Copy out the listing in full, exactly as written, but not its pictures.

Saved entries:
* * *
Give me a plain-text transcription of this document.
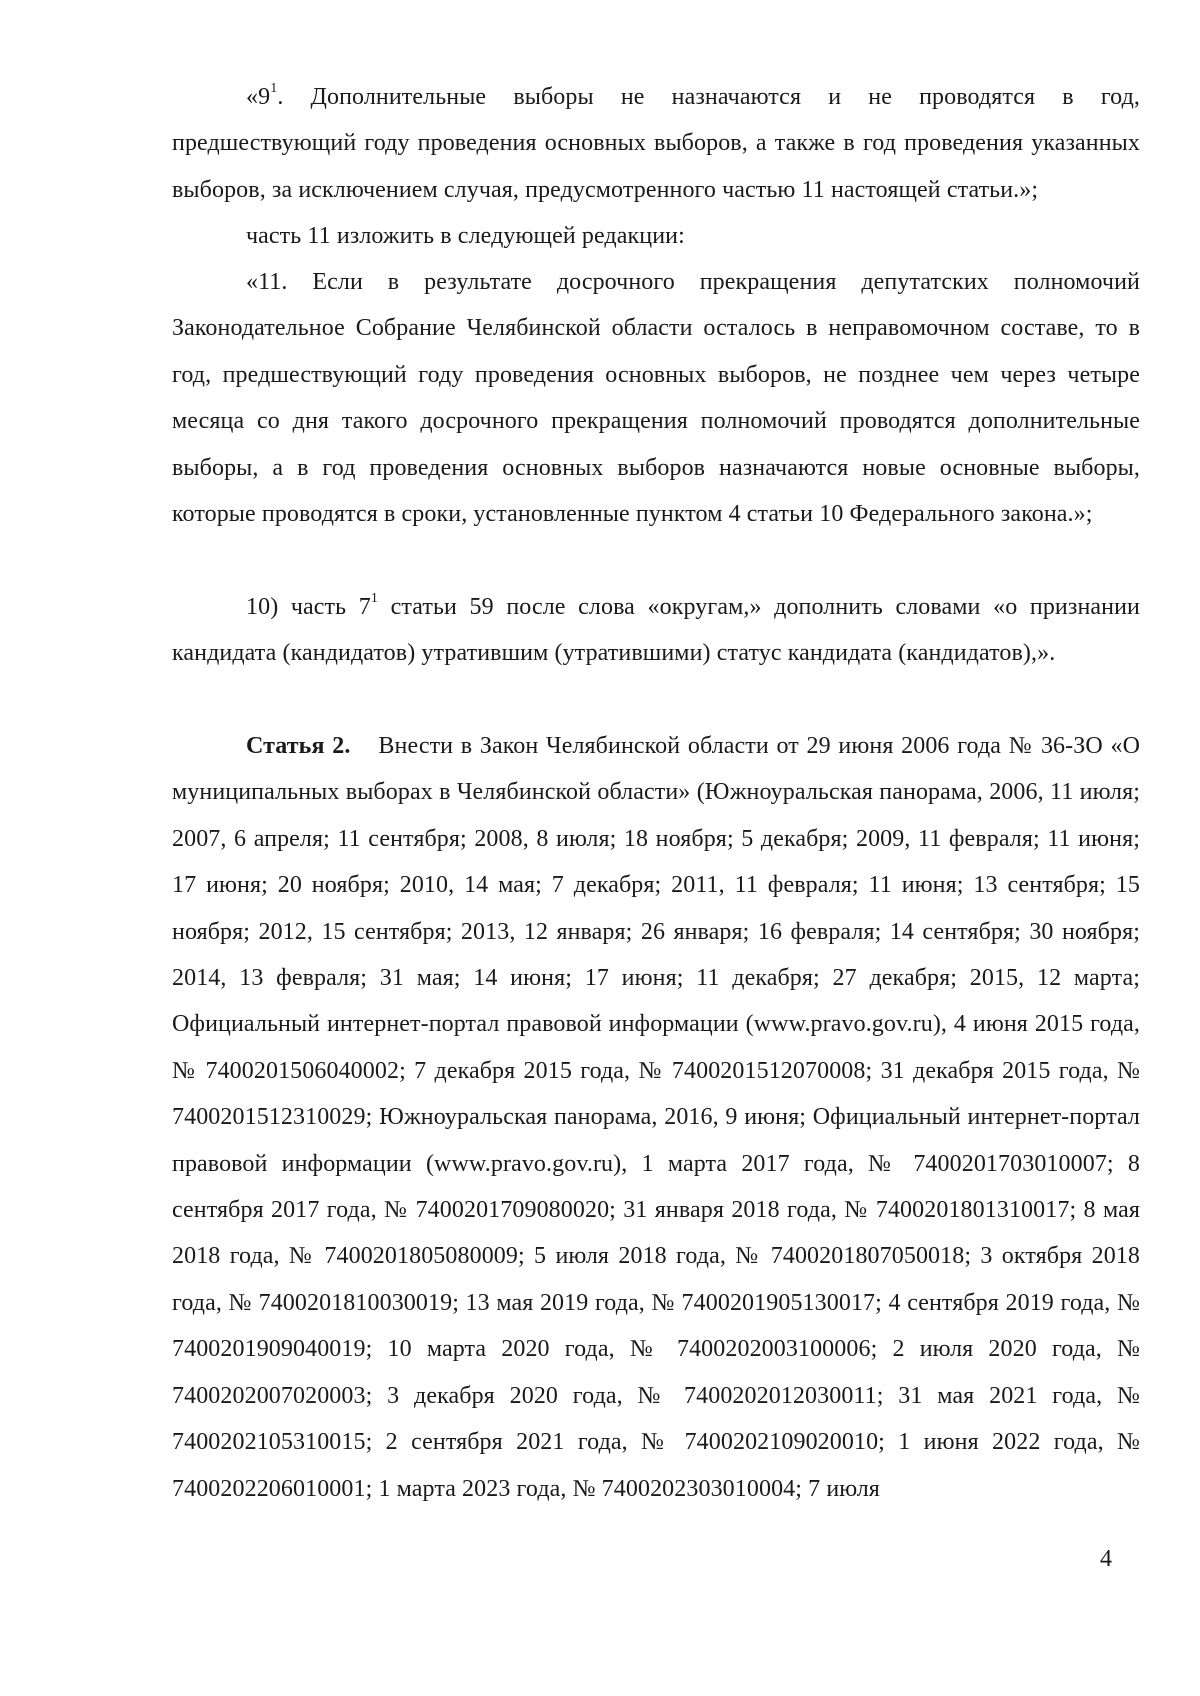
«$9^1$. Дополнительные выборы не назначаются и не проводятся в год, предшествующий году проведения основных выборов, а также в год проведения указанных выборов, за исключением случая, предусмотренного частью 11 настоящей статьи.»;

часть 11 изложить в следующей редакции:

«11. Если в результате досрочного прекращения депутатских полномочий Законодательное Собрание Челябинской области осталось в неправомочном составе, то в год, предшествующий году проведения основных выборов, не позднее чем через четыре месяца со дня такого досрочного прекращения полномочий проводятся дополнительные выборы, а в год проведения основных выборов назначаются новые основные выборы, которые проводятся в сроки, установленные пунктом 4 статьи 10 Федерального закона.»;

10) часть $7^1$ статьи 59 после слова «округам,» дополнить словами «о признании кандидата (кандидатов) утратившим (утратившими) статус кандидата (кандидатов),».

Статья 2. Внести в Закон Челябинской области от 29 июня 2006 года № 36-ЗО «О муниципальных выборах в Челябинской области» (Южноуральская панорама, 2006, 11 июля; 2007, 6 апреля; 11 сентября; 2008, 8 июля; 18 ноября; 5 декабря; 2009, 11 февраля; 11 июня; 17 июня; 20 ноября; 2010, 14 мая; 7 декабря; 2011, 11 февраля; 11 июня; 13 сентября; 15 ноября; 2012, 15 сентября; 2013, 12 января; 26 января; 16 февраля; 14 сентября; 30 ноября; 2014, 13 февраля; 31 мая; 14 июня; 17 июня; 11 декабря; 27 декабря; 2015, 12 марта; Официальный интернет-портал правовой информации (www.pravo.gov.ru), 4 июня 2015 года, № 7400201506040002; 7 декабря 2015 года, № 7400201512070008; 31 декабря 2015 года, № 7400201512310029; Южноуральская панорама, 2016, 9 июня; Официальный интернет-портал правовой информации (www.pravo.gov.ru), 1 марта 2017 года, № 7400201703010007; 8 сентября 2017 года, № 7400201709080020; 31 января 2018 года, № 7400201801310017; 8 мая 2018 года, № 7400201805080009; 5 июля 2018 года, № 7400201807050018; 3 октября 2018 года, № 7400201810030019; 13 мая 2019 года, № 7400201905130017; 4 сентября 2019 года, № 7400201909040019; 10 марта 2020 года, № 7400202003100006; 2 июля 2020 года, № 7400202007020003; 3 декабря 2020 года, № 7400202012030011; 31 мая 2021 года, № 7400202105310015; 2 сентября 2021 года, № 7400202109020010; 1 июня 2022 года, № 7400202206010001; 1 марта 2023 года, № 7400202303010004; 7 июля

4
* * *
* [TASK SOLUTION]
Give me a plain-text transcription of this document.
«$9^1$. Дополнительные выборы не назначаются и не проводятся в год, предшествующий году проведения основных выборов, а также в год проведения указанных выборов, за исключением случая, предусмотренного частью 11 настоящей статьи.»;

часть 11 изложить в следующей редакции:

«11. Если в результате досрочного прекращения депутатских полномочий Законодательное Собрание Челябинской области осталось в неправомочном составе, то в год, предшествующий году проведения основных выборов, не позднее чем через четыре месяца со дня такого досрочного прекращения полномочий проводятся дополнительные выборы, а в год проведения основных выборов назначаются новые основные выборы, которые проводятся в сроки, установленные пунктом 4 статьи 10 Федерального закона.»;

10) часть $7^1$ статьи 59 после слова «округам,» дополнить словами «о признании кандидата (кандидатов) утратившим (утратившими) статус кандидата (кандидатов),».

Статья 2. Внести в Закон Челябинской области от 29 июня 2006 года № 36-ЗО «О муниципальных выборах в Челябинской области» (Южноуральская панорама, 2006, 11 июля; 2007, 6 апреля; 11 сентября; 2008, 8 июля; 18 ноября; 5 декабря; 2009, 11 февраля; 11 июня; 17 июня; 20 ноября; 2010, 14 мая; 7 декабря; 2011, 11 февраля; 11 июня; 13 сентября; 15 ноября; 2012, 15 сентября; 2013, 12 января; 26 января; 16 февраля; 14 сентября; 30 ноября; 2014, 13 февраля; 31 мая; 14 июня; 17 июня; 11 декабря; 27 декабря; 2015, 12 марта; Официальный интернет-портал правовой информации (www.pravo.gov.ru), 4 июня 2015 года, № 7400201506040002; 7 декабря 2015 года, № 7400201512070008; 31 декабря 2015 года, № 7400201512310029; Южноуральская панорама, 2016, 9 июня; Официальный интернет-портал правовой информации (www.pravo.gov.ru), 1 марта 2017 года, № 7400201703010007; 8 сентября 2017 года, № 7400201709080020; 31 января 2018 года, № 7400201801310017; 8 мая 2018 года, № 7400201805080009; 5 июля 2018 года, № 7400201807050018; 3 октября 2018 года, № 7400201810030019; 13 мая 2019 года, № 7400201905130017; 4 сентября 2019 года, № 7400201909040019; 10 марта 2020 года, № 7400202003100006; 2 июля 2020 года, № 7400202007020003; 3 декабря 2020 года, № 7400202012030011; 31 мая 2021 года, № 7400202105310015; 2 сентября 2021 года, № 7400202109020010; 1 июня 2022 года, № 7400202206010001; 1 марта 2023 года, № 7400202303010004; 7 июля

4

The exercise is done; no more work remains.